Would you quote the material below in full and unchanged?

- RECORD LIST -
========
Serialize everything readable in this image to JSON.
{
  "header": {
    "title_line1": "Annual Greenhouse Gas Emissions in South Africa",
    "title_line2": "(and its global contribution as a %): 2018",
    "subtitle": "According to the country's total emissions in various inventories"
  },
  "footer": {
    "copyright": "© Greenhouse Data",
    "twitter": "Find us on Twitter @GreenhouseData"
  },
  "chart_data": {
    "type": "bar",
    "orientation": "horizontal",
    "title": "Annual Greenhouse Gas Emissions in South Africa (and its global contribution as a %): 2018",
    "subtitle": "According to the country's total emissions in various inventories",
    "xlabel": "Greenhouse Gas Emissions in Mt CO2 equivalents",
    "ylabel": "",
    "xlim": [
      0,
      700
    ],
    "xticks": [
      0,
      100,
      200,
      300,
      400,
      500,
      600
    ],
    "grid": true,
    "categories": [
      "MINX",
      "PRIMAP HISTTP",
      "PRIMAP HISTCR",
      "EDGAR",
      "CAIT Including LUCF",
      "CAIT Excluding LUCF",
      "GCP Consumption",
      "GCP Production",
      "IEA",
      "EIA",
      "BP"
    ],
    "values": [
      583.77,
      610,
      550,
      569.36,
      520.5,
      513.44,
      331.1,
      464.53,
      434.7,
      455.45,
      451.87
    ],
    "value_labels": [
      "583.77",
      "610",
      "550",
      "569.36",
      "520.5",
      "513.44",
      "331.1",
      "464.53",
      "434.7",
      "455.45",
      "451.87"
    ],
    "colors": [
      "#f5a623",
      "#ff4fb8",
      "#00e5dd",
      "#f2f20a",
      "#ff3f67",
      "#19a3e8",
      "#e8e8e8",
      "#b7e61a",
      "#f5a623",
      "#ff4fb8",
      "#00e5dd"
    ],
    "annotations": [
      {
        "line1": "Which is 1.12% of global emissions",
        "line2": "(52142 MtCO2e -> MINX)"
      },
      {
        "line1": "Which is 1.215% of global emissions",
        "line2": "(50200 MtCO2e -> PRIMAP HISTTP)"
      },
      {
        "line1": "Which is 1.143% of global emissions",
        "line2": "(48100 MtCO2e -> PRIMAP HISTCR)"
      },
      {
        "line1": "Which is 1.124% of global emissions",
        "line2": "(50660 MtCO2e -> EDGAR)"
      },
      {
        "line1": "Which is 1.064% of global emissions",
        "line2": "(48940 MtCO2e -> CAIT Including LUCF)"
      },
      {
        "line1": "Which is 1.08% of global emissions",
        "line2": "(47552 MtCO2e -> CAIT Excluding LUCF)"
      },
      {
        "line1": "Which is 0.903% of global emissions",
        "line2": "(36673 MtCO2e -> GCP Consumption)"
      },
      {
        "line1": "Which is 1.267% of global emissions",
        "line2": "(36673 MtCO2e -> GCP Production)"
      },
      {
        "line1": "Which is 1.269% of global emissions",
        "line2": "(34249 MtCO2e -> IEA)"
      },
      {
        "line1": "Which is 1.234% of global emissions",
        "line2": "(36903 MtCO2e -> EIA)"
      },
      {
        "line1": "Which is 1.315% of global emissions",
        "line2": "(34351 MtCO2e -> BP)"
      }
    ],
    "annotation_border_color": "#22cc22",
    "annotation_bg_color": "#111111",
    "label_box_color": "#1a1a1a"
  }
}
========
- RESULT OF THE TASK -
Serialize everything readable in this image to JSON.
{
  "header": {
    "title_line1": "Annual Greenhouse Gas Emissions in South Africa",
    "title_line2": "(and its global contribution as a %): 2018",
    "subtitle": "According to the country's total emissions in various inventories"
  },
  "footer": {
    "copyright": "© Greenhouse Data",
    "twitter": "Find us on Twitter @GreenhouseData"
  },
  "chart_data": {
    "type": "bar",
    "orientation": "horizontal",
    "title": "Annual Greenhouse Gas Emissions in South Africa (and its global contribution as a %): 2018",
    "subtitle": "According to the country's total emissions in various inventories",
    "xlabel": "Greenhouse Gas Emissions in Mt CO2 equivalents",
    "ylabel": "",
    "xlim": [
      0,
      700
    ],
    "xticks": [
      0,
      100,
      200,
      300,
      400,
      500,
      600
    ],
    "grid": true,
    "categories": [
      "MINX",
      "PRIMAP HISTTP",
      "PRIMAP HISTCR",
      "EDGAR",
      "CAIT Including LUCF",
      "CAIT Excluding LUCF",
      "GCP Consumption",
      "GCP Production",
      "IEA",
      "EIA",
      "BP"
    ],
    "values": [
      583.77,
      610,
      550,
      569.36,
      520.5,
      513.44,
      331.1,
      464.53,
      434.7,
      455.45,
      451.87
    ],
    "value_labels": [
      "583.77",
      "610",
      "550",
      "569.36",
      "520.5",
      "513.44",
      "331.1",
      "464.53",
      "434.7",
      "455.45",
      "451.87"
    ],
    "colors": [
      "#f5a623",
      "#ff4fb8",
      "#00e5dd",
      "#f2f20a",
      "#ff3f67",
      "#19a3e8",
      "#e8e8e8",
      "#b7e61a",
      "#f5a623",
      "#ff4fb8",
      "#00e5dd"
    ],
    "annotations": [
      {
        "line1": "Which is 1.12% of global emissions",
        "line2": "(52142 MtCO2e -> MINX)"
      },
      {
        "line1": "Which is 1.215% of global emissions",
        "line2": "(50200 MtCO2e -> PRIMAP HISTTP)"
      },
      {
        "line1": "Which is 1.143% of global emissions",
        "line2": "(48100 MtCO2e -> PRIMAP HISTCR)"
      },
      {
        "line1": "Which is 1.124% of global emissions",
        "line2": "(50660 MtCO2e -> EDGAR)"
      },
      {
        "line1": "Which is 1.064% of global emissions",
        "line2": "(48940 MtCO2e -> CAIT Including LUCF)"
      },
      {
        "line1": "Which is 1.08% of global emissions",
        "line2": "(47552 MtCO2e -> CAIT Excluding LUCF)"
      },
      {
        "line1": "Which is 0.903% of global emissions",
        "line2": "(36673 MtCO2e -> GCP Consumption)"
      },
      {
        "line1": "Which is 1.267% of global emissions",
        "line2": "(36673 MtCO2e -> GCP Production)"
      },
      {
        "line1": "Which is 1.269% of global emissions",
        "line2": "(34249 MtCO2e -> IEA)"
      },
      {
        "line1": "Which is 1.234% of global emissions",
        "line2": "(36903 MtCO2e -> EIA)"
      },
      {
        "line1": "Which is 1.315% of global emissions",
        "line2": "(34351 MtCO2e -> BP)"
      }
    ],
    "annotation_border_color": "#22cc22",
    "annotation_bg_color": "#111111",
    "label_box_color": "#1a1a1a"
  }
}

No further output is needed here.